----- PROVIDED DATA

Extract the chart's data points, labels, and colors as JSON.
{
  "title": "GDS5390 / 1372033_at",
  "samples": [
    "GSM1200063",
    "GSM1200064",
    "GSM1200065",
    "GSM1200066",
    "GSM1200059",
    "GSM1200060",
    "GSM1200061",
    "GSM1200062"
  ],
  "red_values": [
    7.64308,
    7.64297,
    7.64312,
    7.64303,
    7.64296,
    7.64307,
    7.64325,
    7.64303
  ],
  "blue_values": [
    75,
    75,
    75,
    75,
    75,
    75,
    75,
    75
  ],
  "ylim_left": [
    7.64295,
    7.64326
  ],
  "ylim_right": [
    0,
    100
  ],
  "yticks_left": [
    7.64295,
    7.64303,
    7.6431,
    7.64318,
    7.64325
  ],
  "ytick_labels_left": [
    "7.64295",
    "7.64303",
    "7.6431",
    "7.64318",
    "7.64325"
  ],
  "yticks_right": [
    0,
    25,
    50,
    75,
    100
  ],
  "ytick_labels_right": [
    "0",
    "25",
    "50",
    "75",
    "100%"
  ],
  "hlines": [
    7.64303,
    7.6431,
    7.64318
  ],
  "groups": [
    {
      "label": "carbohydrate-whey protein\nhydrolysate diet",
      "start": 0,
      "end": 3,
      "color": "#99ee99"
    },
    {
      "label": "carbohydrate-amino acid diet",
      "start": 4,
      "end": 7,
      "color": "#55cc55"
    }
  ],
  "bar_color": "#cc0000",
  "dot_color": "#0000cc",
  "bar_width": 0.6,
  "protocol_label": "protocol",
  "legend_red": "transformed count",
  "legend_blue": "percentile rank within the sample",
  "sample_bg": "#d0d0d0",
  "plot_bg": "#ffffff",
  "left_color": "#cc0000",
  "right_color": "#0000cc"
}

----------

> _HOW TO COMPLETE THIS TASK_: I'd like the entries above reproduced in full, exactly as they stand.

> _REPLY_:
Extract the chart's data points, labels, and colors as JSON.
{
  "title": "GDS5390 / 1372033_at",
  "samples": [
    "GSM1200063",
    "GSM1200064",
    "GSM1200065",
    "GSM1200066",
    "GSM1200059",
    "GSM1200060",
    "GSM1200061",
    "GSM1200062"
  ],
  "red_values": [
    7.64308,
    7.64297,
    7.64312,
    7.64303,
    7.64296,
    7.64307,
    7.64325,
    7.64303
  ],
  "blue_values": [
    75,
    75,
    75,
    75,
    75,
    75,
    75,
    75
  ],
  "ylim_left": [
    7.64295,
    7.64326
  ],
  "ylim_right": [
    0,
    100
  ],
  "yticks_left": [
    7.64295,
    7.64303,
    7.6431,
    7.64318,
    7.64325
  ],
  "ytick_labels_left": [
    "7.64295",
    "7.64303",
    "7.6431",
    "7.64318",
    "7.64325"
  ],
  "yticks_right": [
    0,
    25,
    50,
    75,
    100
  ],
  "ytick_labels_right": [
    "0",
    "25",
    "50",
    "75",
    "100%"
  ],
  "hlines": [
    7.64303,
    7.6431,
    7.64318
  ],
  "groups": [
    {
      "label": "carbohydrate-whey protein\nhydrolysate diet",
      "start": 0,
      "end": 3,
      "color": "#99ee99"
    },
    {
      "label": "carbohydrate-amino acid diet",
      "start": 4,
      "end": 7,
      "color": "#55cc55"
    }
  ],
  "bar_color": "#cc0000",
  "dot_color": "#0000cc",
  "bar_width": 0.6,
  "protocol_label": "protocol",
  "legend_red": "transformed count",
  "legend_blue": "percentile rank within the sample",
  "sample_bg": "#d0d0d0",
  "plot_bg": "#ffffff",
  "left_color": "#cc0000",
  "right_color": "#0000cc"
}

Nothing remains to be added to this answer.